** Opening SOURCE TEXT block **

Step 7: Patch the JSON Config

Then I used jq to remove the 9Router provider block, retarget the filesystem MCP to a Linux path, and switch the default model to OpenAgentic.

bash
jq 'del(.provider["9router"])' ~/.config/opencode/opencode.json > /tmp/opencode.tmp.json
jq '.provider.openagentic.options.apiKey = "{env:OPENAGENTIC_API_KEY}"' /tmp/opencode.tmp.json > /tmp/opencode.tmp2.json
jq '.mcp.filesystem.command = ["npx", "-y", "@modelcontextprotocol/server-filesystem", "/root"]' /tmp/opencode.tmp2.json > /tmp/opencode.tmp3.json
jq '.permission.external_directory = {"/root/**": "allow", "/tmp/**": "allow", "*": "allow"}' /tmp/opencode.tmp3.json > /tmp/opencode.tmp4.json
jq '.model = "openagentic/claude-sonnet-4.5" | .small_model = "openagentic/claude-sonnet-4.5"' /tmp/opencode.tmp4.json > ~/.config/opencode/opencode.json
jq '.plugin = ["file:///root/.config/opencode/plugins/rtk.ts"]' ~/.config/opencode/opencode.json > /tmp/opencode.tmp5.json
mv /tmp/opencode.tmp5.json ~/.config/opencode/opencode.json

jq . ~/.config/opencode/opencode.json > /dev/null && echo "JSON valid"

** Closing SOURCE TEXT block **
** Opening ENTRIES SHOWN block **

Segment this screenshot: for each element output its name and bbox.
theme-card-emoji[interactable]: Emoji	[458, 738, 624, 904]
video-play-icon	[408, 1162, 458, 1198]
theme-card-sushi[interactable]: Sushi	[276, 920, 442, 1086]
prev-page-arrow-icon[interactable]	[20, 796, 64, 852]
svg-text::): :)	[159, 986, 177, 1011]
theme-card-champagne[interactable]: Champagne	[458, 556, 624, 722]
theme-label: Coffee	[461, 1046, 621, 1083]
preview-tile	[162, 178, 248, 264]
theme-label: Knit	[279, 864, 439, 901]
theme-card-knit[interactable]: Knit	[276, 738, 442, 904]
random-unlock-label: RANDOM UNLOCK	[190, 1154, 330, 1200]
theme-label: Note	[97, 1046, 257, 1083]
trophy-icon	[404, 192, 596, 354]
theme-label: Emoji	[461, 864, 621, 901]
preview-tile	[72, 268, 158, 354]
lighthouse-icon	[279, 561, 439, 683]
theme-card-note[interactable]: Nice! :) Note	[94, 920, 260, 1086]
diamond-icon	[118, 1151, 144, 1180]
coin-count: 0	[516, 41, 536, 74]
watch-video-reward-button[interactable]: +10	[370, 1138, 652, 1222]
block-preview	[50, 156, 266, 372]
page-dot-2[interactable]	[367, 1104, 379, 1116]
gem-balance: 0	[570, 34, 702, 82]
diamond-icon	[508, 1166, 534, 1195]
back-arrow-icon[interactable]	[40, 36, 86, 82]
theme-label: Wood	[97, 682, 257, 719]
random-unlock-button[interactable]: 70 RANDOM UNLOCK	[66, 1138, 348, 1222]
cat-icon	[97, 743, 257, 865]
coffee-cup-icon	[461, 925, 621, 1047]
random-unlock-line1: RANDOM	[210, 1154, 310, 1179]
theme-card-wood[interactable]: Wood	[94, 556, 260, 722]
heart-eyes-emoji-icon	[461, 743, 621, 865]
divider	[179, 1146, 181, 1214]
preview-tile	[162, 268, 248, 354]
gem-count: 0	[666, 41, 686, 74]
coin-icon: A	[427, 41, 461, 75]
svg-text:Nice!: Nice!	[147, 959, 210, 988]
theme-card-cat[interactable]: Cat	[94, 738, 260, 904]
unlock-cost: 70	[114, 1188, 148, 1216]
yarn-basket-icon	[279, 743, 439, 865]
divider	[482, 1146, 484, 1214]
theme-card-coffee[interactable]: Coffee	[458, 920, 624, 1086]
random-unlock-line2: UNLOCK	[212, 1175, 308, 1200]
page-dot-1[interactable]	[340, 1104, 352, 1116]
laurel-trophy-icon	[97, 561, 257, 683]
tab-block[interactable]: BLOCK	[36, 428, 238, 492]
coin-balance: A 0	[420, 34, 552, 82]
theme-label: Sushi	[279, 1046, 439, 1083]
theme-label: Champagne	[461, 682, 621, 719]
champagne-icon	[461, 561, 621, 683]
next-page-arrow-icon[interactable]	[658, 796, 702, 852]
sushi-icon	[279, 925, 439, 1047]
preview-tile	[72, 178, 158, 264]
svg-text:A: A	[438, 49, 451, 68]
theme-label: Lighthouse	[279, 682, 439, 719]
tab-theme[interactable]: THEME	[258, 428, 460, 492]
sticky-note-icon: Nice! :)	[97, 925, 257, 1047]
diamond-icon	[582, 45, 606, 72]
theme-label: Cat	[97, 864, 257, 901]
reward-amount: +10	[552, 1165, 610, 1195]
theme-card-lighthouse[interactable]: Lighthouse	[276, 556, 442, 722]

** Closing ENTRIES SHOWN block **

TASKS TO COMPLETE:
1 - Answer these from the config-patching walkthrough:
(a) Which tool was used to edit the JSON config?
(b) What directory does the filesystem MCP point to after the change?
(c) What does the last command print when the file passes the check?
2 - Please resume the config-patching walkthrough after its final command and write the next part.

RESULTS BY TASK:
1 -
(a) jq
(b) /root
(c) JSON valid

2 -
The final config had openagentic, bluesminds (kept but disabled), and sumopod (kept but disabled) as provider keys, ten MCPs wired, and the rtk plugin loaded.

Step 8: systemd, the Real Difference-Maker

A 1GB VPS that survives a reboot is the whole point of the migration. I dropped two service units into /etc/systemd/system/.

The first, opencode.service, runs the OpenCode server with memory caps (MemoryMax=800M, MemoryHigh=600M), explicit PATH, and ReadWritePaths limited to the directories it actually needs. The second, opencode-telegram.service, runs the bot, depends on the first being up, and sleeps 5 seconds before starting so the HTTP endpoint has time to bind.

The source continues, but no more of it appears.